REQUIRED TASK>
Extract every line from the start of the listing through the line containing "Text: GSM348006: GSM348006: [230, 225, 239, 276]", and repeat those lines without any change.

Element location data

— Begin —

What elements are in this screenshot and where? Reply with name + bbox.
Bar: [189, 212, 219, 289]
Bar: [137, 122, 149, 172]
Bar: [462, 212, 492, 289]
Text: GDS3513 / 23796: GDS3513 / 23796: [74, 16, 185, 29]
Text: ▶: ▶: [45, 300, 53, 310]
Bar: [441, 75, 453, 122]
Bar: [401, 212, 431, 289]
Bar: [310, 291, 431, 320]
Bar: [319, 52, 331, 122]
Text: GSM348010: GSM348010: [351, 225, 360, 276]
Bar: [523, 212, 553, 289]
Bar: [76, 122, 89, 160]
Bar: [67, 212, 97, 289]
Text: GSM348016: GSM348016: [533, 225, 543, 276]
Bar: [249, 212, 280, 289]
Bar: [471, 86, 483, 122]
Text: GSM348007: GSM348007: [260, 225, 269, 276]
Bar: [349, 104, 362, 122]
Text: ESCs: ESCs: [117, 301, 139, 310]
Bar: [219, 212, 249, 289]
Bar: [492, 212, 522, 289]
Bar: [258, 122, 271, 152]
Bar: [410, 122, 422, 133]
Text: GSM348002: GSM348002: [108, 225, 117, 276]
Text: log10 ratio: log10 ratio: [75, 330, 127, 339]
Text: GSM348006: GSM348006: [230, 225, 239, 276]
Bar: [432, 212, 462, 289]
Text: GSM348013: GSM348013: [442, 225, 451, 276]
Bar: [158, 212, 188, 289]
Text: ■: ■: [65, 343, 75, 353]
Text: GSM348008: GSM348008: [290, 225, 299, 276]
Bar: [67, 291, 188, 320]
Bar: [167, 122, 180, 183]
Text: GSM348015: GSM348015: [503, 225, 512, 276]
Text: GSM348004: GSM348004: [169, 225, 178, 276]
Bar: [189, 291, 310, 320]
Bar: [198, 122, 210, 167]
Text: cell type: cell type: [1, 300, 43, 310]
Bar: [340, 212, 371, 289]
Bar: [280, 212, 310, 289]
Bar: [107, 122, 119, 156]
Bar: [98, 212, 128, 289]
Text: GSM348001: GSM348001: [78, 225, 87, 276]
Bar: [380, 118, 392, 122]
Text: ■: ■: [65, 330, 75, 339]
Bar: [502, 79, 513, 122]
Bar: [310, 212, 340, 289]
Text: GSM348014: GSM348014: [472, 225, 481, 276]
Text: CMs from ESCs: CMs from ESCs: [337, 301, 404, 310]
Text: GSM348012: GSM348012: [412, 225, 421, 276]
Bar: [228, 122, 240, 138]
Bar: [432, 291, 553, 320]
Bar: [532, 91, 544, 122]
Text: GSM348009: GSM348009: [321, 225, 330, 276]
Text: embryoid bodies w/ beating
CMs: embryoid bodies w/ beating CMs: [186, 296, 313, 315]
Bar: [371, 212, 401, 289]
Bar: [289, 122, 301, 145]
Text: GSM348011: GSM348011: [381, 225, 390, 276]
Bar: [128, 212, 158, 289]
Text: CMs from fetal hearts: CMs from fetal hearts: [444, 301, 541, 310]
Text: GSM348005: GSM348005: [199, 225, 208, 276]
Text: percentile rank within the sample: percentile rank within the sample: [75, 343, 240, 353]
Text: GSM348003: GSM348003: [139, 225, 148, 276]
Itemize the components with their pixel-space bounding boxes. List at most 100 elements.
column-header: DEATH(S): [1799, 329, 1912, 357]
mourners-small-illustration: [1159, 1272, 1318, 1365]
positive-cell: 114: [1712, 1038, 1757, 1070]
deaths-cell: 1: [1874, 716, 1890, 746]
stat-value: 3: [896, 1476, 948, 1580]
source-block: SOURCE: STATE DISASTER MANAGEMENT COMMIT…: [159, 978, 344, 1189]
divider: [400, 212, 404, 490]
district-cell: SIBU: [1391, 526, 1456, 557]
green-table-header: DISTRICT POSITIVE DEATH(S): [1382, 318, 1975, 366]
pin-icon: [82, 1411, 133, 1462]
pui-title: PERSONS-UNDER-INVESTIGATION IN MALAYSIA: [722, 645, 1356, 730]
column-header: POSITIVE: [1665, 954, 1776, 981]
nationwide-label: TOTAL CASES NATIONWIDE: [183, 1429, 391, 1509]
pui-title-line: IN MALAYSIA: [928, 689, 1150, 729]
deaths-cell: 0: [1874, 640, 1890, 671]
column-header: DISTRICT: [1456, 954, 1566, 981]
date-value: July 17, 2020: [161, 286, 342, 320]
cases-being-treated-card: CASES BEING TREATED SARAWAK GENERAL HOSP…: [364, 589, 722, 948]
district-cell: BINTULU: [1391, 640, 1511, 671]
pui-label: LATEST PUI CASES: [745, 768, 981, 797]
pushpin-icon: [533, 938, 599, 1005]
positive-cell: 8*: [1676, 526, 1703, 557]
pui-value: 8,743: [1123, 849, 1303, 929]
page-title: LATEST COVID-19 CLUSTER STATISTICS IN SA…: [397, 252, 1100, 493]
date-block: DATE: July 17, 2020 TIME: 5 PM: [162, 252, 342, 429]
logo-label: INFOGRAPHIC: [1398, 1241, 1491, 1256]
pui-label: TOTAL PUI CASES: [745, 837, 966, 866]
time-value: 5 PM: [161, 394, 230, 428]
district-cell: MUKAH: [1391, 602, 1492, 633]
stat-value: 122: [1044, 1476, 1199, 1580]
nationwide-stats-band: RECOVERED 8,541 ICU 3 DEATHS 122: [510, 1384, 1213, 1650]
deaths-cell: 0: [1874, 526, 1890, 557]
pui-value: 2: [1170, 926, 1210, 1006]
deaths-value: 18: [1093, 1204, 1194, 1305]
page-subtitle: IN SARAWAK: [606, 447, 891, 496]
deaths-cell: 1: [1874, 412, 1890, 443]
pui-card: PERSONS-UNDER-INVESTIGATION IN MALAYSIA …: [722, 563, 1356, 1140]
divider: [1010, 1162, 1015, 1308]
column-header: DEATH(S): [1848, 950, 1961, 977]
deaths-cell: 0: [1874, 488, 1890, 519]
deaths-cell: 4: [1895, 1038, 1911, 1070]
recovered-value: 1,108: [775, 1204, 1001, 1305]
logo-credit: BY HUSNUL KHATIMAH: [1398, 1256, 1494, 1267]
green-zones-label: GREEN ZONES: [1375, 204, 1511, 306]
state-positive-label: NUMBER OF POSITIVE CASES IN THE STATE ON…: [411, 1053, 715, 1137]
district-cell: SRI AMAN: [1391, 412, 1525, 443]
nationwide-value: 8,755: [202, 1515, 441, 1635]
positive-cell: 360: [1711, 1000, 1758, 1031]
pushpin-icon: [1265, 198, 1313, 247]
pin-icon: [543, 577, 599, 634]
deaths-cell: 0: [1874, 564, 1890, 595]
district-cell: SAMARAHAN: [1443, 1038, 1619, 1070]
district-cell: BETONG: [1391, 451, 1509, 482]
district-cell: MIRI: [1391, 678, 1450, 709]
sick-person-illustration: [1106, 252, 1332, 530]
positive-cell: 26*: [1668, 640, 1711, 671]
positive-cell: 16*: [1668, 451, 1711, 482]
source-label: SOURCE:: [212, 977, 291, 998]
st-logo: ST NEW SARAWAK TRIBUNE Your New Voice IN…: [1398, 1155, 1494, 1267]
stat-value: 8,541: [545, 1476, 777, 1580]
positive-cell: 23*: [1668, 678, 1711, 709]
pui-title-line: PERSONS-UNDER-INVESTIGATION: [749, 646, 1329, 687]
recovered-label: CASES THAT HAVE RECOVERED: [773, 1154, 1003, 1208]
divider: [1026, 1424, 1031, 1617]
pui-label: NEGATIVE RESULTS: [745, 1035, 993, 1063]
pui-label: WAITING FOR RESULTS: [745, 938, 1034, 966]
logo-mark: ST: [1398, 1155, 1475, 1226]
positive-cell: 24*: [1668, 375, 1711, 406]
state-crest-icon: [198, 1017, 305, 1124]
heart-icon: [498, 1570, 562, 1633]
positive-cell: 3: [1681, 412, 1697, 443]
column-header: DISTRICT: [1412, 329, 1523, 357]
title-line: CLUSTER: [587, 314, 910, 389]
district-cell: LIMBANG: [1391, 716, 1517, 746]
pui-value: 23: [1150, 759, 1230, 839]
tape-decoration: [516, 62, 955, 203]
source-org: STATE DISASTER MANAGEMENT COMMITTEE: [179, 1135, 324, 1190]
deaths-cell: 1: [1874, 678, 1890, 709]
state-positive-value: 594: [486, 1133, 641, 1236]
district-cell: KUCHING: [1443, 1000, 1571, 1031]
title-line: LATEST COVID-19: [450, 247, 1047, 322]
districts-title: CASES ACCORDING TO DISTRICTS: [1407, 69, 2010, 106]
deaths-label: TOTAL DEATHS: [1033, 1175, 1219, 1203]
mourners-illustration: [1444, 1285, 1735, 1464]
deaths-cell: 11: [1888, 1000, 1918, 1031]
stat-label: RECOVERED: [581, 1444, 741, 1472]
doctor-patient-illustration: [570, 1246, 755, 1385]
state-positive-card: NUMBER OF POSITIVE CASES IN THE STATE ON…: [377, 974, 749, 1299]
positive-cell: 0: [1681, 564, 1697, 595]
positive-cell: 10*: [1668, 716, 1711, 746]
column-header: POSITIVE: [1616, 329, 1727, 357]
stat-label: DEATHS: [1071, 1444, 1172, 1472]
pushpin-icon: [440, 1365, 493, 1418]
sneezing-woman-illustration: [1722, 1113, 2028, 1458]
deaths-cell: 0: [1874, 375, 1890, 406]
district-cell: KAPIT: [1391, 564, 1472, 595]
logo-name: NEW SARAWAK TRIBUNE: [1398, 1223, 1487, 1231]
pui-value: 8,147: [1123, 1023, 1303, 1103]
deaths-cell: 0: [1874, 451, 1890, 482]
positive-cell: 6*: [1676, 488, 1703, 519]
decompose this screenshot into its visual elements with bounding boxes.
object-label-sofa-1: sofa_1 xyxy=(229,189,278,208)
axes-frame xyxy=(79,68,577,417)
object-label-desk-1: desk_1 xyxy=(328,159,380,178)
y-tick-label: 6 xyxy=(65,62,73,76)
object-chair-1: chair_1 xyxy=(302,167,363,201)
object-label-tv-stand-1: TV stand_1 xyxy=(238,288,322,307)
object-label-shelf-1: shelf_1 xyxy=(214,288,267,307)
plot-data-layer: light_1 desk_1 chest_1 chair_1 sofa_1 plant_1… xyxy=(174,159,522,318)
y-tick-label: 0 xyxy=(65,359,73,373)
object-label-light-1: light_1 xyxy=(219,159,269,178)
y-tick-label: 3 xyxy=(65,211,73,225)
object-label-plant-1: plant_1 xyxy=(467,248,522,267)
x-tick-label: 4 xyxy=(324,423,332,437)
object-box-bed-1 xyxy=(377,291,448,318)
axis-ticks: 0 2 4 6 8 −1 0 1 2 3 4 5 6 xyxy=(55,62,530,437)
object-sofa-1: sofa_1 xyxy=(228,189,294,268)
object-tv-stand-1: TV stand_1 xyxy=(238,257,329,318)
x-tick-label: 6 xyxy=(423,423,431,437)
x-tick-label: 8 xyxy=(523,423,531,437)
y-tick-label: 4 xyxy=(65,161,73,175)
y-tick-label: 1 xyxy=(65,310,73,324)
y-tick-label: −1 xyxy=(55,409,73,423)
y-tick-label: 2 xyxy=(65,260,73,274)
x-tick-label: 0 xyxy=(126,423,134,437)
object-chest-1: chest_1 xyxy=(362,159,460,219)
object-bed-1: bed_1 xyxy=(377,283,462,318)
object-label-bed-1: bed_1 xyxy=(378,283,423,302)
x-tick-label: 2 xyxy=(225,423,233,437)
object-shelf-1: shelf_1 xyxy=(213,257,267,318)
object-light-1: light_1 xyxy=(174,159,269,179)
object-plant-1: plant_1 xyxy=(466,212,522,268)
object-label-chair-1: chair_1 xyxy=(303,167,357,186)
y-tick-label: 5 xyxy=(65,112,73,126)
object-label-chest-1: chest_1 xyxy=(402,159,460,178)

— End —

ANSWER FOR THE TASK>
What elements are in this screenshot and where? Reply with name + bbox.
Bar: [189, 212, 219, 289]
Bar: [137, 122, 149, 172]
Bar: [462, 212, 492, 289]
Text: GDS3513 / 23796: GDS3513 / 23796: [74, 16, 185, 29]
Text: ▶: ▶: [45, 300, 53, 310]
Bar: [441, 75, 453, 122]
Bar: [401, 212, 431, 289]
Bar: [310, 291, 431, 320]
Bar: [319, 52, 331, 122]
Text: GSM348010: GSM348010: [351, 225, 360, 276]
Bar: [523, 212, 553, 289]
Bar: [76, 122, 89, 160]
Bar: [67, 212, 97, 289]
Text: GSM348016: GSM348016: [533, 225, 543, 276]
Bar: [249, 212, 280, 289]
Bar: [471, 86, 483, 122]
Text: GSM348007: GSM348007: [260, 225, 269, 276]
Bar: [349, 104, 362, 122]
Text: ESCs: ESCs: [117, 301, 139, 310]
Bar: [219, 212, 249, 289]
Bar: [492, 212, 522, 289]
Bar: [258, 122, 271, 152]
Bar: [410, 122, 422, 133]
Text: GSM348002: GSM348002: [108, 225, 117, 276]
Text: log10 ratio: log10 ratio: [75, 330, 127, 339]
Text: GSM348006: GSM348006: [230, 225, 239, 276]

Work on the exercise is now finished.